Input data >>
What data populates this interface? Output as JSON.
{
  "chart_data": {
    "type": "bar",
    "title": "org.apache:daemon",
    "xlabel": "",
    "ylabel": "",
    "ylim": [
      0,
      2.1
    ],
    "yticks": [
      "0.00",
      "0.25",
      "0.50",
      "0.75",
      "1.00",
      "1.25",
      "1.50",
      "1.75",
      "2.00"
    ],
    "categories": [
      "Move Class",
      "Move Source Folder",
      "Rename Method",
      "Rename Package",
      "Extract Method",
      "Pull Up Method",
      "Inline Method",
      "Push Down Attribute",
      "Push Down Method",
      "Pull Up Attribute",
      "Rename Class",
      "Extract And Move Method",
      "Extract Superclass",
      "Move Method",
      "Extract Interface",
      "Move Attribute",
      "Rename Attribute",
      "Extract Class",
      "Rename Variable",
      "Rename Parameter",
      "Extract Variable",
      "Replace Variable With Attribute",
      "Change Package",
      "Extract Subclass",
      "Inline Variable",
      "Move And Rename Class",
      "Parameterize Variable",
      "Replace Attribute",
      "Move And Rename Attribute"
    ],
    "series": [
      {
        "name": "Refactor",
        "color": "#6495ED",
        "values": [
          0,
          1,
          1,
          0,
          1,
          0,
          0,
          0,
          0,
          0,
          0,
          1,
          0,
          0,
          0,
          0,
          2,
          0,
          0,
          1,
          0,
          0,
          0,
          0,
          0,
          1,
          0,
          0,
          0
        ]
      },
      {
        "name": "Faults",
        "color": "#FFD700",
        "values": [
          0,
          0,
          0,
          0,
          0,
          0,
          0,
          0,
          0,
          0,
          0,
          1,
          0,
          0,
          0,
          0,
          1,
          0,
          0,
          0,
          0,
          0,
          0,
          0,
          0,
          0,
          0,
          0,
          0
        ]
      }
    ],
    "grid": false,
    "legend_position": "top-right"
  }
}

Exercise brief >> Of the lines above, how many include the word "Push"? Reply with the number alone.

Exercise solution >> 2